What is asked -
Below are some records. Copy every line in them that holds "true".

Listed records -
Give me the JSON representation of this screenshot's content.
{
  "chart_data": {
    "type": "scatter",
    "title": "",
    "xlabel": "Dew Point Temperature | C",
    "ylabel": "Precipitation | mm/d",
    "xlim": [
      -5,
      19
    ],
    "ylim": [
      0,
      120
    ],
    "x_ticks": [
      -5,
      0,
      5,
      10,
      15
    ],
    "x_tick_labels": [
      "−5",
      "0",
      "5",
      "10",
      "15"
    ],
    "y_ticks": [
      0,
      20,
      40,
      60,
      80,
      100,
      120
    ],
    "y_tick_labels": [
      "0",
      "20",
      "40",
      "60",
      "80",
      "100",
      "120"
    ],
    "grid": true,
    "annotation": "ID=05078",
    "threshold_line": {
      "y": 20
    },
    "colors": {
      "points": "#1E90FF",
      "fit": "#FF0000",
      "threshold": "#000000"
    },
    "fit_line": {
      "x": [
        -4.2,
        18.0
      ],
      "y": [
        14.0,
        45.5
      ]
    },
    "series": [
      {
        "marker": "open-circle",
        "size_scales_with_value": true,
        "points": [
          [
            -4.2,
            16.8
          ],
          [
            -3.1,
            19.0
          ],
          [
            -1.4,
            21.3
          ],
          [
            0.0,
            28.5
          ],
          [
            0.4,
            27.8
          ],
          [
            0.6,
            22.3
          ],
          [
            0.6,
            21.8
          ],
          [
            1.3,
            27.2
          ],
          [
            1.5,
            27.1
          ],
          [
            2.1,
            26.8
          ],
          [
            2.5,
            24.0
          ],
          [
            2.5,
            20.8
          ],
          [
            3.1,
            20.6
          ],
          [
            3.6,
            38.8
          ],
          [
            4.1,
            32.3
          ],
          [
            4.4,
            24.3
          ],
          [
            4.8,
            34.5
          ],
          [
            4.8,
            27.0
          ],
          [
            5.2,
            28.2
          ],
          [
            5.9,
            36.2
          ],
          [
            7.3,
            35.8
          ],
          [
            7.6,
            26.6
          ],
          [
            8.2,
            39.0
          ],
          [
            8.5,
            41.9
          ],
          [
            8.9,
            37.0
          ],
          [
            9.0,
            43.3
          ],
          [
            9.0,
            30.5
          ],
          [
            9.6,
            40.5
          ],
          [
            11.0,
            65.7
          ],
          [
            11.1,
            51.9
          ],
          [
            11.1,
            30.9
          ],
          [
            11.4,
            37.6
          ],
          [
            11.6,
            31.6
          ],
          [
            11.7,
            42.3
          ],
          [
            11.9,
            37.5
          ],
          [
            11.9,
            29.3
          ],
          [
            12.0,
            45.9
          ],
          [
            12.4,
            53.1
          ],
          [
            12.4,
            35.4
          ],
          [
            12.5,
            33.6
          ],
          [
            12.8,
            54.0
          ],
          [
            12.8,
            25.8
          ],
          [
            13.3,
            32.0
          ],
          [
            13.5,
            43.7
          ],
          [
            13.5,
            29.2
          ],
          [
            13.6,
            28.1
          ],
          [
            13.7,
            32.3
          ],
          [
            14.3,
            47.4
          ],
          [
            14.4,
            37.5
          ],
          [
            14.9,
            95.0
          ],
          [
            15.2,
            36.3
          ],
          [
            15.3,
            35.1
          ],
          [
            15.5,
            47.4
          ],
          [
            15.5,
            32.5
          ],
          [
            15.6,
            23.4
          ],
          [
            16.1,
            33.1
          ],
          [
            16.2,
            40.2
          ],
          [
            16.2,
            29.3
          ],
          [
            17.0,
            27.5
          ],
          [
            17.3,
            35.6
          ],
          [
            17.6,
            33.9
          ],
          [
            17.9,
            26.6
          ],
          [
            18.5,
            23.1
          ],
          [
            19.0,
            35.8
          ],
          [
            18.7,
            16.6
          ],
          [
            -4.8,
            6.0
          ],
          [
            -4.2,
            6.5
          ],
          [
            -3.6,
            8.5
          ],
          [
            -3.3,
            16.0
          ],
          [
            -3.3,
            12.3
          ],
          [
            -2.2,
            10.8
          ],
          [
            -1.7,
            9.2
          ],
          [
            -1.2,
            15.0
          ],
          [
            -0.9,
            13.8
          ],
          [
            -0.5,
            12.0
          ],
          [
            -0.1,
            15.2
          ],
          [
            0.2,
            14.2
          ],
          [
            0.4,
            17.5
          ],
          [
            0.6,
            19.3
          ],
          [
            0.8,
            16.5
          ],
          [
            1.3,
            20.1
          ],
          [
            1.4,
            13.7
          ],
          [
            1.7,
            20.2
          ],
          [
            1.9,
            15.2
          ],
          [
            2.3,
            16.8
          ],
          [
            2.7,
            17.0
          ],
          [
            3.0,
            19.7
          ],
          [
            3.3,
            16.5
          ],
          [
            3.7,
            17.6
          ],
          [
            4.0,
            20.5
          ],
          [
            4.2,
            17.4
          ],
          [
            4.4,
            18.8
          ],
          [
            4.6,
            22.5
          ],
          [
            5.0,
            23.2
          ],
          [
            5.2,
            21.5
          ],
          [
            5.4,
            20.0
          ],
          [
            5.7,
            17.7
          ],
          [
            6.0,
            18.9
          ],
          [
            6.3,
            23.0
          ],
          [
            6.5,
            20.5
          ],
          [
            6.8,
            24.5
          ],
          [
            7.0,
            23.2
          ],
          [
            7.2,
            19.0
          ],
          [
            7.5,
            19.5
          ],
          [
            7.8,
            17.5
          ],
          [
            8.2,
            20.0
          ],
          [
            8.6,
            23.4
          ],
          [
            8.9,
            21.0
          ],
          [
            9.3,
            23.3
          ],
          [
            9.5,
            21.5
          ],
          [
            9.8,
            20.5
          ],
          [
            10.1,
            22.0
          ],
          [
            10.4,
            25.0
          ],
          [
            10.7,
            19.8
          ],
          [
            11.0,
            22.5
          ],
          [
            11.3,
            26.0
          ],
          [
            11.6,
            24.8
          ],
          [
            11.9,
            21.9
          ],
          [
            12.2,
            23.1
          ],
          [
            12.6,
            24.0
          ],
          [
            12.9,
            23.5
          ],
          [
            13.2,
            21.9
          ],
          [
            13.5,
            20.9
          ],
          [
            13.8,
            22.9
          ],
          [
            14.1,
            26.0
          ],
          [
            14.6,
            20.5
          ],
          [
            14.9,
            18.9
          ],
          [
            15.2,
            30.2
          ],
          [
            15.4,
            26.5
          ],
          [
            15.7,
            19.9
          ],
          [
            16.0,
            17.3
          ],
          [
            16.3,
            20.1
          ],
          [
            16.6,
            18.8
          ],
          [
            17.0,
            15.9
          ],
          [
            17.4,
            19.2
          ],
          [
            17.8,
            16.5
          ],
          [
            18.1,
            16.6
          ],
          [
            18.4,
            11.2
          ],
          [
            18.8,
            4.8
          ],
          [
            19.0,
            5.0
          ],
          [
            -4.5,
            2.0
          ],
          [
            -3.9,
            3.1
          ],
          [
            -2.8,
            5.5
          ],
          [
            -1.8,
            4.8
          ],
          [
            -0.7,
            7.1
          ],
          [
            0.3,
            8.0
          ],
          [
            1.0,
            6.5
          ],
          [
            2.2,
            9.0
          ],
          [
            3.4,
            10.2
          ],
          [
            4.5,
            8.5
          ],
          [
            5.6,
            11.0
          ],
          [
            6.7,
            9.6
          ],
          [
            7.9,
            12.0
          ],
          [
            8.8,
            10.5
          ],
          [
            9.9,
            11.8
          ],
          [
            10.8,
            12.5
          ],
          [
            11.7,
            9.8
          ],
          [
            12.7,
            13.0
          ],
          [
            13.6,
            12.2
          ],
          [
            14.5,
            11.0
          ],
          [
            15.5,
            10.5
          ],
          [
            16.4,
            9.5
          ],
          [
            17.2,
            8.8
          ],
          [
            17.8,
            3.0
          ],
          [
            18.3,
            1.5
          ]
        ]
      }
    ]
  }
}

Solved problem -
    "grid": true,
        "size_scales_with_value": true,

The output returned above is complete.